(Direction): Copy every record below exactly.

(Input data):

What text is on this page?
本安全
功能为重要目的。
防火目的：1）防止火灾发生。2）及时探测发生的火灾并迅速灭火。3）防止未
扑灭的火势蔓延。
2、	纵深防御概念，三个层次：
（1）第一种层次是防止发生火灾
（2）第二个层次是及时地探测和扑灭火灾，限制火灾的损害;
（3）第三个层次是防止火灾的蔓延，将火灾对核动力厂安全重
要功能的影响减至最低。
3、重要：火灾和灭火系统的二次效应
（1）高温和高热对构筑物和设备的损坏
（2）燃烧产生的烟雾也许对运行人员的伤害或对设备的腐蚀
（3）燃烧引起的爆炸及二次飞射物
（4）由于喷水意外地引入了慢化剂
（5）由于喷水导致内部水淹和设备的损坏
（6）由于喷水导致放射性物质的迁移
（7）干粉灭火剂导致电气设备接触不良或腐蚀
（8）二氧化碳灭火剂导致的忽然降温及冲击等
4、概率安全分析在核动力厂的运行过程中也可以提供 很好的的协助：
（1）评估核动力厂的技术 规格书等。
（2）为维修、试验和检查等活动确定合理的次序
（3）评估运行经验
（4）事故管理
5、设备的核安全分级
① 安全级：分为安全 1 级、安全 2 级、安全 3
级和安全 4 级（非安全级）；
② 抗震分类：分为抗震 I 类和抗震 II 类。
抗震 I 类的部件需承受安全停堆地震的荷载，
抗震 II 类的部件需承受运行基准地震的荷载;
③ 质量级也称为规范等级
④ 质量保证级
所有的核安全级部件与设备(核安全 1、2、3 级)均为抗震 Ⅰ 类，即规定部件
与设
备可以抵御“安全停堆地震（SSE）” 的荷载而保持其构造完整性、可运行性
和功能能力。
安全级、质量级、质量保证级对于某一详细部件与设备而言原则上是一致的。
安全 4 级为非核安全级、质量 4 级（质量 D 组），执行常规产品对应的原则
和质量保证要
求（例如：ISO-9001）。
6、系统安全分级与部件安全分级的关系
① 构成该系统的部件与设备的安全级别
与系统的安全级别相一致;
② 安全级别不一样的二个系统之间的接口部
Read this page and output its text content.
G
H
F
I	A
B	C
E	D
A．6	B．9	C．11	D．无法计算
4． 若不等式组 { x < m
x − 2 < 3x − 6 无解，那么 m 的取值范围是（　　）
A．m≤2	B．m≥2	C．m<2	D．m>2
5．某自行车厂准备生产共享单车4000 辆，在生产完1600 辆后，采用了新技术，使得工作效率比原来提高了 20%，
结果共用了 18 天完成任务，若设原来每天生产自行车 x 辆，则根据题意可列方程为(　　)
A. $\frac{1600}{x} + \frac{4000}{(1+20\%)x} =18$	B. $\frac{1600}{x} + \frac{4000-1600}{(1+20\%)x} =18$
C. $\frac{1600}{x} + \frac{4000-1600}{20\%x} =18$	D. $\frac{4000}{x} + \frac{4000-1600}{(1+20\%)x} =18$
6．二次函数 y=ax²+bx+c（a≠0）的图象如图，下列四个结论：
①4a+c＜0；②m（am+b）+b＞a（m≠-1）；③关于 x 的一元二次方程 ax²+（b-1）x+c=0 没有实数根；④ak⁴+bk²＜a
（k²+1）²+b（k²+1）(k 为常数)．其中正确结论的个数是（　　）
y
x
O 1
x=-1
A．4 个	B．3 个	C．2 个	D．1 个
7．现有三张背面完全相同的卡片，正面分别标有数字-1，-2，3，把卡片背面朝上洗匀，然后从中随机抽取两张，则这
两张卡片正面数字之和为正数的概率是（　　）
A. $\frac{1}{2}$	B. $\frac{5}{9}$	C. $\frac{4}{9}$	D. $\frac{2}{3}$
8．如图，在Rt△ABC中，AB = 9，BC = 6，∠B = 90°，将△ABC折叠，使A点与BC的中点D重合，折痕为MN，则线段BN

(Task result):
What text is on this page?
本安全
功能为重要目的。
防火目的：1）防止火灾发生。2）及时探测发生的火灾并迅速灭火。3）防止未
扑灭的火势蔓延。
2、	纵深防御概念，三个层次：
（1）第一种层次是防止发生火灾
（2）第二个层次是及时地探测和扑灭火灾，限制火灾的损害;
（3）第三个层次是防止火灾的蔓延，将火灾对核动力厂安全重
要功能的影响减至最低。
3、重要：火灾和灭火系统的二次效应
（1）高温和高热对构筑物和设备的损坏
（2）燃烧产生的烟雾也许对运行人员的伤害或对设备的腐蚀
（3）燃烧引起的爆炸及二次飞射物
（4）由于喷水意外地引入了慢化剂
（5）由于喷水导致内部水淹和设备的损坏
（6）由于喷水导致放射性物质的迁移
（7）干粉灭火剂导致电气设备接触不良或腐蚀
（8）二氧化碳灭火剂导致的忽然降温及冲击等
4、概率安全分析在核动力厂的运行过程中也可以提供 很好的的协助：
（1）评估核动力厂的技术 规格书等。
（2）为维修、试验和检查等活动确定合理的次序
（3）评估运行经验
（4）事故管理
5、设备的核安全分级
① 安全级：分为安全 1 级、安全 2 级、安全 3
级和安全 4 级（非安全级）；
② 抗震分类：分为抗震 I 类和抗震 II 类。
抗震 I 类的部件需承受安全停堆地震的荷载，
抗震 II 类的部件需承受运行基准地震的荷载;
③ 质量级也称为规范等级
④ 质量保证级
所有的核安全级部件与设备(核安全 1、2、3 级)均为抗震 Ⅰ 类，即规定部件
与设
备可以抵御“安全停堆地震（SSE）” 的荷载而保持其构造完整性、可运行性
和功能能力。
安全级、质量级、质量保证级对于某一详细部件与设备而言原则上是一致的。
安全 4 级为非核安全级、质量 4 级（质量 D 组），执行常规产品对应的原则
和质量保证要
求（例如：ISO-9001）。
6、系统安全分级与部件安全分级的关系
① 构成该系统的部件与设备的安全级别
与系统的安全级别相一致;
② 安全级别不一样的二个系统之间的接口部
Read this page and output its text content.
G
H
F
I	A
B	C
E	D
A．6	B．9	C．11	D．无法计算
4． 若不等式组 { x < m
x − 2 < 3x − 6 无解，那么 m 的取值范围是（　　）
A．m≤2	B．m≥2	C．m<2	D．m>2
5．某自行车厂准备生产共享单车4000 辆，在生产完1600 辆后，采用了新技术，使得工作效率比原来提高了 20%，
结果共用了 18 天完成任务，若设原来每天生产自行车 x 辆，则根据题意可列方程为(　　)
A. $\frac{1600}{x} + \frac{4000}{(1+20\%)x} =18$	B. $\frac{1600}{x} + \frac{4000-1600}{(1+20\%)x} =18$
C. $\frac{1600}{x} + \frac{4000-1600}{20\%x} =18$	D. $\frac{4000}{x} + \frac{4000-1600}{(1+20\%)x} =18$
6．二次函数 y=ax²+bx+c（a≠0）的图象如图，下列四个结论：
①4a+c＜0；②m（am+b）+b＞a（m≠-1）；③关于 x 的一元二次方程 ax²+（b-1）x+c=0 没有实数根；④ak⁴+bk²＜a
（k²+1）²+b（k²+1）(k 为常数)．其中正确结论的个数是（　　）
y
x
O 1
x=-1
A．4 个	B．3 个	C．2 个	D．1 个
7．现有三张背面完全相同的卡片，正面分别标有数字-1，-2，3，把卡片背面朝上洗匀，然后从中随机抽取两张，则这
两张卡片正面数字之和为正数的概率是（　　）
A. $\frac{1}{2}$	B. $\frac{5}{9}$	C. $\frac{4}{9}$	D. $\frac{2}{3}$
8．如图，在Rt△ABC中，AB = 9，BC = 6，∠B = 90°，将△ABC折叠，使A点与BC的中点D重合，折痕为MN，则线段BN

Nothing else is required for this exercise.